Given problem -
Determine the number of lines containing the word "JSON". Reply with it and nothing else.

___ Task material ___

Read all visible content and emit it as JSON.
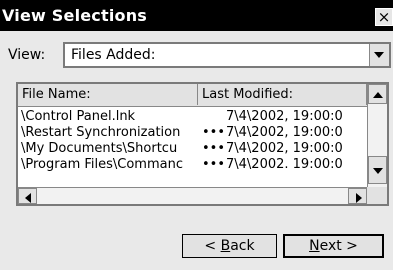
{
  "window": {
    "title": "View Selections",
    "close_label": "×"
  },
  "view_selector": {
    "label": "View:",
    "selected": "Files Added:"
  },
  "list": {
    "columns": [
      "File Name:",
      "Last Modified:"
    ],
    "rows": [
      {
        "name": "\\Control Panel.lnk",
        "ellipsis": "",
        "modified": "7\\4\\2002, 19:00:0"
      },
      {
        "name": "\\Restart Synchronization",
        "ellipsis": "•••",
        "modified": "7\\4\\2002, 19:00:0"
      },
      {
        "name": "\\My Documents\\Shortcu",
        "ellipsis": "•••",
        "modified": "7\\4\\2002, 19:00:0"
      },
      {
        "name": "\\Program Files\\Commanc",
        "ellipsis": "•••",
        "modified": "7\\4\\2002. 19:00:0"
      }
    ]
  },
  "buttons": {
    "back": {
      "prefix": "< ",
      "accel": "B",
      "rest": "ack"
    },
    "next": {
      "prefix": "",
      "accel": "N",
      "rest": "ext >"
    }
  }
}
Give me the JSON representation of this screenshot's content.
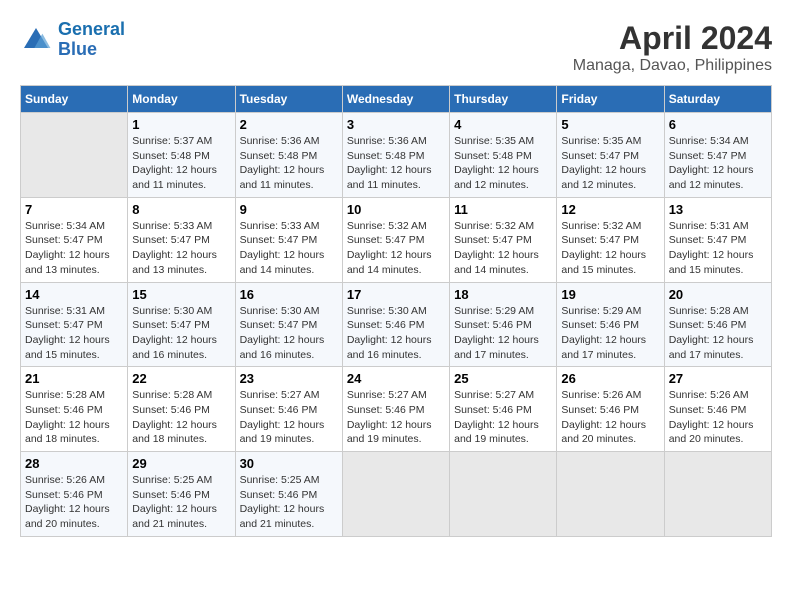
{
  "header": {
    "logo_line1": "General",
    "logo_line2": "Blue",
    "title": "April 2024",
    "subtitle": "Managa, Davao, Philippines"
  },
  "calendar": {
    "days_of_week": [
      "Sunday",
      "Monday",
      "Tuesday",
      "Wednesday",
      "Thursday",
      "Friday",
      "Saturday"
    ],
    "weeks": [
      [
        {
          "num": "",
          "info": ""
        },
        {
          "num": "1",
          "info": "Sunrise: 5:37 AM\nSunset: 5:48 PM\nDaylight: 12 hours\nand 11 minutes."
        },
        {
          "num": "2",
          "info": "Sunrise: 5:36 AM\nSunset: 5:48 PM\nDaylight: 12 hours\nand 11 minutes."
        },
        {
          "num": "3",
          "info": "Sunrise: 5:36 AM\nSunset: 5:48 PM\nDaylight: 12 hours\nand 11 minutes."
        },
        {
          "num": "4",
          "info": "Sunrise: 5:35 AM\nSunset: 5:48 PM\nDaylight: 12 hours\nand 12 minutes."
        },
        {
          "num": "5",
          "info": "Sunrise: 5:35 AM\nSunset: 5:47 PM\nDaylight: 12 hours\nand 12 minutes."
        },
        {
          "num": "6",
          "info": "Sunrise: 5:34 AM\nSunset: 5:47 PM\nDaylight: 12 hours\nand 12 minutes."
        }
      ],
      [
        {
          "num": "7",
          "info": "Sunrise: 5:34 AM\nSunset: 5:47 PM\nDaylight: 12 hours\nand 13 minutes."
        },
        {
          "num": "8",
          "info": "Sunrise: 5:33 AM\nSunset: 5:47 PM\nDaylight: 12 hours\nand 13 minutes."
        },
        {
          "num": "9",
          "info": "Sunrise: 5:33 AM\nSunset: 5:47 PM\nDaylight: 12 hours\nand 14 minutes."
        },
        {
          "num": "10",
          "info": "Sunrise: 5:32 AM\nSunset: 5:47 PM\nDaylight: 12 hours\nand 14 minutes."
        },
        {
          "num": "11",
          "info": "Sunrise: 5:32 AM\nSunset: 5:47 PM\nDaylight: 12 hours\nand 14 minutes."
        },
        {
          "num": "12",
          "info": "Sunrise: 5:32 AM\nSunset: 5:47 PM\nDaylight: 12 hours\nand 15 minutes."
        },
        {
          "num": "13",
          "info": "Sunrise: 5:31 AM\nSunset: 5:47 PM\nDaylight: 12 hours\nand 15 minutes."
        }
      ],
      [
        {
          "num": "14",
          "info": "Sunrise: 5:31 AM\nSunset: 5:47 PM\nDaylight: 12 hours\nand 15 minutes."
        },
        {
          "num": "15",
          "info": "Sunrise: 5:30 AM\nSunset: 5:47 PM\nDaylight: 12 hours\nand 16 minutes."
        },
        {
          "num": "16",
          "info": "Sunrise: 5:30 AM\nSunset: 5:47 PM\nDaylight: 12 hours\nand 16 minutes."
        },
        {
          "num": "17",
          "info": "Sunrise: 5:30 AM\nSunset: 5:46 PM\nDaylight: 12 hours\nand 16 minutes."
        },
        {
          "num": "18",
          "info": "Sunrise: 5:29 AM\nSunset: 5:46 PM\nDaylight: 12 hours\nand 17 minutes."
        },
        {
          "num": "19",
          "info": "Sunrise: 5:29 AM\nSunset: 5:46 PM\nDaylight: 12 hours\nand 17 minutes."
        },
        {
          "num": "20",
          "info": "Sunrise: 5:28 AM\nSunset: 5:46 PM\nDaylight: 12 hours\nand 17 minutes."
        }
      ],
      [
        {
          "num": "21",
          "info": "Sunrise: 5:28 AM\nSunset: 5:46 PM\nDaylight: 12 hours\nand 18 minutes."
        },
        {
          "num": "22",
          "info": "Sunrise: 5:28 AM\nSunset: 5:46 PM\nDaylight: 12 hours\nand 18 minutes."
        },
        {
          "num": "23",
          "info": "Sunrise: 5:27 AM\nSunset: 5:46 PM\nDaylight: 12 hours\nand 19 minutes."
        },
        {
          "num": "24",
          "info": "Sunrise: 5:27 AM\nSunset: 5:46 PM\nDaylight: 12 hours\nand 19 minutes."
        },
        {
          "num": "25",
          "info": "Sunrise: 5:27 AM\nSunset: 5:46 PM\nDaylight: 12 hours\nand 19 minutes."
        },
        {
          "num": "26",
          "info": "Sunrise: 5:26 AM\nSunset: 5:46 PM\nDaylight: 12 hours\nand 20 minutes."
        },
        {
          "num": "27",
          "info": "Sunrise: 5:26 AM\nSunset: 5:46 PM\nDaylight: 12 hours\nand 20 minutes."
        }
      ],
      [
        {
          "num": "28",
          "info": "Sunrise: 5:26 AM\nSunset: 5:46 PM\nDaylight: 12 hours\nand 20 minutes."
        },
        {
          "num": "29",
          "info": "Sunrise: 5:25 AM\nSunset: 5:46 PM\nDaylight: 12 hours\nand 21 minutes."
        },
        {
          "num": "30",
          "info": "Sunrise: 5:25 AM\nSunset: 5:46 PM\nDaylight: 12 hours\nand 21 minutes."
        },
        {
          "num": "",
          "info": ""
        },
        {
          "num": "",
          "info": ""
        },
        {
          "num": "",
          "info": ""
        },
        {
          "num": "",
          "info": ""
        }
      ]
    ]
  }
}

___

Response to this task -
2